### Task prompt:
Leave out the pictures and return every entry exactly as it appears.
* Begin Stored rows *
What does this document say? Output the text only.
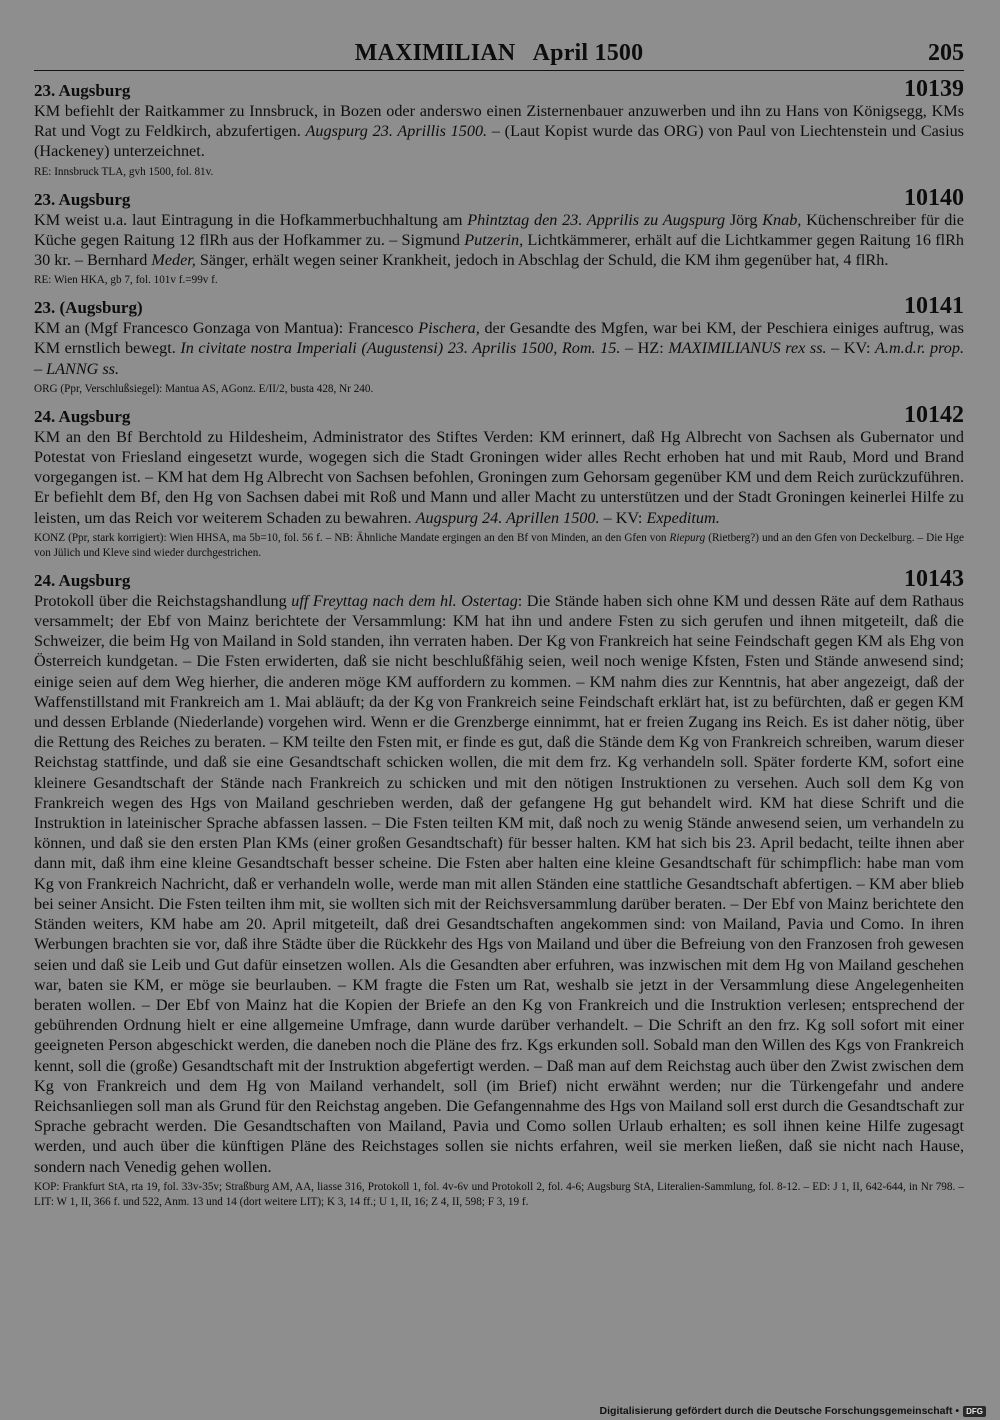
MAXIMILIAN   April 1500	205
23. Augsburg	10139

KM befiehlt der Raitkammer zu Innsbruck, in Bozen oder anderswo einen Zisternenbauer anzuwerben und ihn zu Hans von Königsegg, KMs Rat und Vogt zu Feldkirch, abzufertigen. Augspurg 23. Aprillis 1500. – (Laut Kopist wurde das ORG) von Paul von Liechtenstein und Casius (Hackeney) unterzeichnet.

RE: Innsbruck TLA, gvh 1500, fol. 81v.

23. Augsburg	10140

KM weist u.a. laut Eintragung in die Hofkammerbuchhaltung am Phintztag den 23. Apprilis zu Augspurg Jörg Knab, Küchenschreiber für die Küche gegen Raitung 12 flRh aus der Hofkammer zu. – Sigmund Putzerin, Lichtkämmerer, erhält auf die Lichtkammer gegen Raitung 16 flRh 30 kr. – Bernhard Meder, Sänger, erhält wegen seiner Krankheit, jedoch in Abschlag der Schuld, die KM ihm gegenüber hat, 4 flRh.

RE: Wien HKA, gb 7, fol. 101v f.=99v f.

23. (Augsburg)	10141

KM an (Mgf Francesco Gonzaga von Mantua): Francesco Pischera, der Gesandte des Mgfen, war bei KM, der Peschiera einiges auftrug, was KM ernstlich bewegt. In civitate nostra Imperiali (Augustensi) 23. Aprilis 1500, Rom. 15. – HZ: MAXIMILIANUS rex ss. – KV: A.m.d.r. prop. – LANNG ss.

ORG (Ppr, Verschlußsiegel): Mantua AS, AGonz. E/II/2, busta 428, Nr 240.

24. Augsburg	10142

KM an den Bf Berchtold zu Hildesheim, Administrator des Stiftes Verden: KM erinnert, daß Hg Albrecht von Sachsen als Gubernator und Potestat von Friesland eingesetzt wurde, wogegen sich die Stadt Groningen wider alles Recht erhoben hat und mit Raub, Mord und Brand vorgegangen ist. – KM hat dem Hg Albrecht von Sachsen befohlen, Groningen zum Gehorsam gegenüber KM und dem Reich zurückzuführen. Er befiehlt dem Bf, den Hg von Sachsen dabei mit Roß und Mann und aller Macht zu unterstützen und der Stadt Groningen keinerlei Hilfe zu leisten, um das Reich vor weiterem Schaden zu bewahren. Augspurg 24. Aprillen 1500. – KV: Expeditum.

KONZ (Ppr, stark korrigiert): Wien HHSA, ma 5b=10, fol. 56 f. – NB: Ähnliche Mandate ergingen an den Bf von Minden, an den Gfen von Riepurg (Rietberg?) und an den Gfen von Deckelburg. – Die Hge von Jülich und Kleve sind wieder durchgestrichen.

24. Augsburg	10143

Protokoll über die Reichstagshandlung uff Freyttag nach dem hl. Ostertag: Die Stände haben sich ohne KM und dessen Räte auf dem Rathaus versammelt; der Ebf von Mainz berichtete der Versammlung: KM hat ihn und andere Fsten zu sich gerufen und ihnen mitgeteilt, daß die Schweizer, die beim Hg von Mailand in Sold standen, ihn verraten haben. Der Kg von Frankreich hat seine Feindschaft gegen KM als Ehg von Österreich kundgetan. – Die Fsten erwiderten, daß sie nicht beschlußfähig seien, weil noch wenige Kfsten, Fsten und Stände anwesend sind; einige seien auf dem Weg hierher, die anderen möge KM auffordern zu kommen. – KM nahm dies zur Kenntnis, hat aber angezeigt, daß der Waffenstillstand mit Frankreich am 1. Mai abläuft; da der Kg von Frankreich seine Feindschaft erklärt hat, ist zu befürchten, daß er gegen KM und dessen Erblande (Niederlande) vorgehen wird. Wenn er die Grenzberge einnimmt, hat er freien Zugang ins Reich. Es ist daher nötig, über die Rettung des Reiches zu beraten. – KM teilte den Fsten mit, er finde es gut, daß die Stände dem Kg von Frankreich schreiben, warum dieser Reichstag stattfinde, und daß sie eine Gesandtschaft schicken wollen, die mit dem frz. Kg verhandeln soll. Später forderte KM, sofort eine kleinere Gesandtschaft der Stände nach Frankreich zu schicken und mit den nötigen Instruktionen zu versehen. Auch soll dem Kg von Frankreich wegen des Hgs von Mailand geschrieben werden, daß der gefangene Hg gut behandelt wird. KM hat diese Schrift und die Instruktion in lateinischer Sprache abfassen lassen. – Die Fsten teilten KM mit, daß noch zu wenig Stände anwesend seien, um verhandeln zu können, und daß sie den ersten Plan KMs (einer großen Gesandtschaft) für besser halten. KM hat sich bis 23. April bedacht, teilte ihnen aber dann mit, daß ihm eine kleine Gesandtschaft besser scheine. Die Fsten aber halten eine kleine Gesandtschaft für schimpflich: habe man vom Kg von Frankreich Nachricht, daß er verhandeln wolle, werde man mit allen Ständen eine stattliche Gesandtschaft abfertigen. – KM aber blieb bei seiner Ansicht. Die Fsten teilten ihm mit, sie wollten sich mit der Reichsversammlung darüber beraten. – Der Ebf von Mainz berichtete den Ständen weiters, KM habe am 20. April mitgeteilt, daß drei Gesandtschaften angekommen sind: von Mailand, Pavia und Como. In ihren Werbungen brachten sie vor, daß ihre Städte über die Rückkehr des Hgs von Mailand und über die Befreiung von den Franzosen froh gewesen seien und daß sie Leib und Gut dafür einsetzen wollen. Als die Gesandten aber erfuhren, was inzwischen mit dem Hg von Mailand geschehen war, baten sie KM, er möge sie beurlauben. – KM fragte die Fsten um Rat, weshalb sie jetzt in der Versammlung diese Angelegenheiten beraten wollen. – Der Ebf von Mainz hat die Kopien der Briefe an den Kg von Frankreich und die Instruktion verlesen; entsprechend der gebührenden Ordnung hielt er eine allgemeine Umfrage, dann wurde darüber verhandelt. – Die Schrift an den frz. Kg soll sofort mit einer geeigneten Person abgeschickt werden, die daneben noch die Pläne des frz. Kgs erkunden soll. Sobald man den Willen des Kgs von Frankreich kennt, soll die (große) Gesandtschaft mit der Instruktion abgefertigt werden. – Daß man auf dem Reichstag auch über den Zwist zwischen dem Kg von Frankreich und dem Hg von Mailand verhandelt, soll (im Brief) nicht erwähnt werden; nur die Türkengefahr und andere Reichsanliegen soll man als Grund für den Reichstag angeben. Die Gefangennahme des Hgs von Mailand soll erst durch die Gesandtschaft zur Sprache gebracht werden. Die Gesandtschaften von Mailand, Pavia und Como sollen Urlaub erhalten; es soll ihnen keine Hilfe zugesagt werden, und auch über die künftigen Pläne des Reichstages sollen sie nichts erfahren, weil sie merken ließen, daß sie nicht nach Hause, sondern nach Venedig gehen wollen.

KOP: Frankfurt StA, rta 19, fol. 33v-35v; Straßburg AM, AA, liasse 316, Protokoll 1, fol. 4v-6v und Protokoll 2, fol. 4-6; Augsburg StA, Literalien-Sammlung, fol. 8-12. – ED: J 1, II, 642-644, in Nr 798. – LIT: W 1, II, 366 f. und 522, Anm. 13 und 14 (dort weitere LIT); K 3, 14 ff.; U 1, II, 16; Z 4, II, 598; F 3, 19 f.

Digitalisierung gefördert durch die Deutsche Forschungsgemeinschaft • DFG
* End Stored rows *
### Result of this task:
What does this document say? Output the text only.
MAXIMILIAN   April 1500	205
23. Augsburg	10139

KM befiehlt der Raitkammer zu Innsbruck, in Bozen oder anderswo einen Zisternenbauer anzuwerben und ihn zu Hans von Königsegg, KMs Rat und Vogt zu Feldkirch, abzufertigen. Augspurg 23. Aprillis 1500. – (Laut Kopist wurde das ORG) von Paul von Liechtenstein und Casius (Hackeney) unterzeichnet.

RE: Innsbruck TLA, gvh 1500, fol. 81v.

23. Augsburg	10140

KM weist u.a. laut Eintragung in die Hofkammerbuchhaltung am Phintztag den 23. Apprilis zu Augspurg Jörg Knab, Küchenschreiber für die Küche gegen Raitung 12 flRh aus der Hofkammer zu. – Sigmund Putzerin, Lichtkämmerer, erhält auf die Lichtkammer gegen Raitung 16 flRh 30 kr. – Bernhard Meder, Sänger, erhält wegen seiner Krankheit, jedoch in Abschlag der Schuld, die KM ihm gegenüber hat, 4 flRh.

RE: Wien HKA, gb 7, fol. 101v f.=99v f.

23. (Augsburg)	10141

KM an (Mgf Francesco Gonzaga von Mantua): Francesco Pischera, der Gesandte des Mgfen, war bei KM, der Peschiera einiges auftrug, was KM ernstlich bewegt. In civitate nostra Imperiali (Augustensi) 23. Aprilis 1500, Rom. 15. – HZ: MAXIMILIANUS rex ss. – KV: A.m.d.r. prop. – LANNG ss.

ORG (Ppr, Verschlußsiegel): Mantua AS, AGonz. E/II/2, busta 428, Nr 240.

24. Augsburg	10142

KM an den Bf Berchtold zu Hildesheim, Administrator des Stiftes Verden: KM erinnert, daß Hg Albrecht von Sachsen als Gubernator und Potestat von Friesland eingesetzt wurde, wogegen sich die Stadt Groningen wider alles Recht erhoben hat und mit Raub, Mord und Brand vorgegangen ist. – KM hat dem Hg Albrecht von Sachsen befohlen, Groningen zum Gehorsam gegenüber KM und dem Reich zurückzuführen. Er befiehlt dem Bf, den Hg von Sachsen dabei mit Roß und Mann und aller Macht zu unterstützen und der Stadt Groningen keinerlei Hilfe zu leisten, um das Reich vor weiterem Schaden zu bewahren. Augspurg 24. Aprillen 1500. – KV: Expeditum.

KONZ (Ppr, stark korrigiert): Wien HHSA, ma 5b=10, fol. 56 f. – NB: Ähnliche Mandate ergingen an den Bf von Minden, an den Gfen von Riepurg (Rietberg?) und an den Gfen von Deckelburg. – Die Hge von Jülich und Kleve sind wieder durchgestrichen.

24. Augsburg	10143

Protokoll über die Reichstagshandlung uff Freyttag nach dem hl. Ostertag: Die Stände haben sich ohne KM und dessen Räte auf dem Rathaus versammelt; der Ebf von Mainz berichtete der Versammlung: KM hat ihn und andere Fsten zu sich gerufen und ihnen mitgeteilt, daß die Schweizer, die beim Hg von Mailand in Sold standen, ihn verraten haben. Der Kg von Frankreich hat seine Feindschaft gegen KM als Ehg von Österreich kundgetan. – Die Fsten erwiderten, daß sie nicht beschlußfähig seien, weil noch wenige Kfsten, Fsten und Stände anwesend sind; einige seien auf dem Weg hierher, die anderen möge KM auffordern zu kommen. – KM nahm dies zur Kenntnis, hat aber angezeigt, daß der Waffenstillstand mit Frankreich am 1. Mai abläuft; da der Kg von Frankreich seine Feindschaft erklärt hat, ist zu befürchten, daß er gegen KM und dessen Erblande (Niederlande) vorgehen wird. Wenn er die Grenzberge einnimmt, hat er freien Zugang ins Reich. Es ist daher nötig, über die Rettung des Reiches zu beraten. – KM teilte den Fsten mit, er finde es gut, daß die Stände dem Kg von Frankreich schreiben, warum dieser Reichstag stattfinde, und daß sie eine Gesandtschaft schicken wollen, die mit dem frz. Kg verhandeln soll. Später forderte KM, sofort eine kleinere Gesandtschaft der Stände nach Frankreich zu schicken und mit den nötigen Instruktionen zu versehen. Auch soll dem Kg von Frankreich wegen des Hgs von Mailand geschrieben werden, daß der gefangene Hg gut behandelt wird. KM hat diese Schrift und die Instruktion in lateinischer Sprache abfassen lassen. – Die Fsten teilten KM mit, daß noch zu wenig Stände anwesend seien, um verhandeln zu können, und daß sie den ersten Plan KMs (einer großen Gesandtschaft) für besser halten. KM hat sich bis 23. April bedacht, teilte ihnen aber dann mit, daß ihm eine kleine Gesandtschaft besser scheine. Die Fsten aber halten eine kleine Gesandtschaft für schimpflich: habe man vom Kg von Frankreich Nachricht, daß er verhandeln wolle, werde man mit allen Ständen eine stattliche Gesandtschaft abfertigen. – KM aber blieb bei seiner Ansicht. Die Fsten teilten ihm mit, sie wollten sich mit der Reichsversammlung darüber beraten. – Der Ebf von Mainz berichtete den Ständen weiters, KM habe am 20. April mitgeteilt, daß drei Gesandtschaften angekommen sind: von Mailand, Pavia und Como. In ihren Werbungen brachten sie vor, daß ihre Städte über die Rückkehr des Hgs von Mailand und über die Befreiung von den Franzosen froh gewesen seien und daß sie Leib und Gut dafür einsetzen wollen. Als die Gesandten aber erfuhren, was inzwischen mit dem Hg von Mailand geschehen war, baten sie KM, er möge sie beurlauben. – KM fragte die Fsten um Rat, weshalb sie jetzt in der Versammlung diese Angelegenheiten beraten wollen. – Der Ebf von Mainz hat die Kopien der Briefe an den Kg von Frankreich und die Instruktion verlesen; entsprechend der gebührenden Ordnung hielt er eine allgemeine Umfrage, dann wurde darüber verhandelt. – Die Schrift an den frz. Kg soll sofort mit einer geeigneten Person abgeschickt werden, die daneben noch die Pläne des frz. Kgs erkunden soll. Sobald man den Willen des Kgs von Frankreich kennt, soll die (große) Gesandtschaft mit der Instruktion abgefertigt werden. – Daß man auf dem Reichstag auch über den Zwist zwischen dem Kg von Frankreich und dem Hg von Mailand verhandelt, soll (im Brief) nicht erwähnt werden; nur die Türkengefahr und andere Reichsanliegen soll man als Grund für den Reichstag angeben. Die Gefangennahme des Hgs von Mailand soll erst durch die Gesandtschaft zur Sprache gebracht werden. Die Gesandtschaften von Mailand, Pavia und Como sollen Urlaub erhalten; es soll ihnen keine Hilfe zugesagt werden, und auch über die künftigen Pläne des Reichstages sollen sie nichts erfahren, weil sie merken ließen, daß sie nicht nach Hause, sondern nach Venedig gehen wollen.

KOP: Frankfurt StA, rta 19, fol. 33v-35v; Straßburg AM, AA, liasse 316, Protokoll 1, fol. 4v-6v und Protokoll 2, fol. 4-6; Augsburg StA, Literalien-Sammlung, fol. 8-12. – ED: J 1, II, 642-644, in Nr 798. – LIT: W 1, II, 366 f. und 522, Anm. 13 und 14 (dort weitere LIT); K 3, 14 ff.; U 1, II, 16; Z 4, II, 598; F 3, 19 f.

Digitalisierung gefördert durch die Deutsche Forschungsgemeinschaft • DFG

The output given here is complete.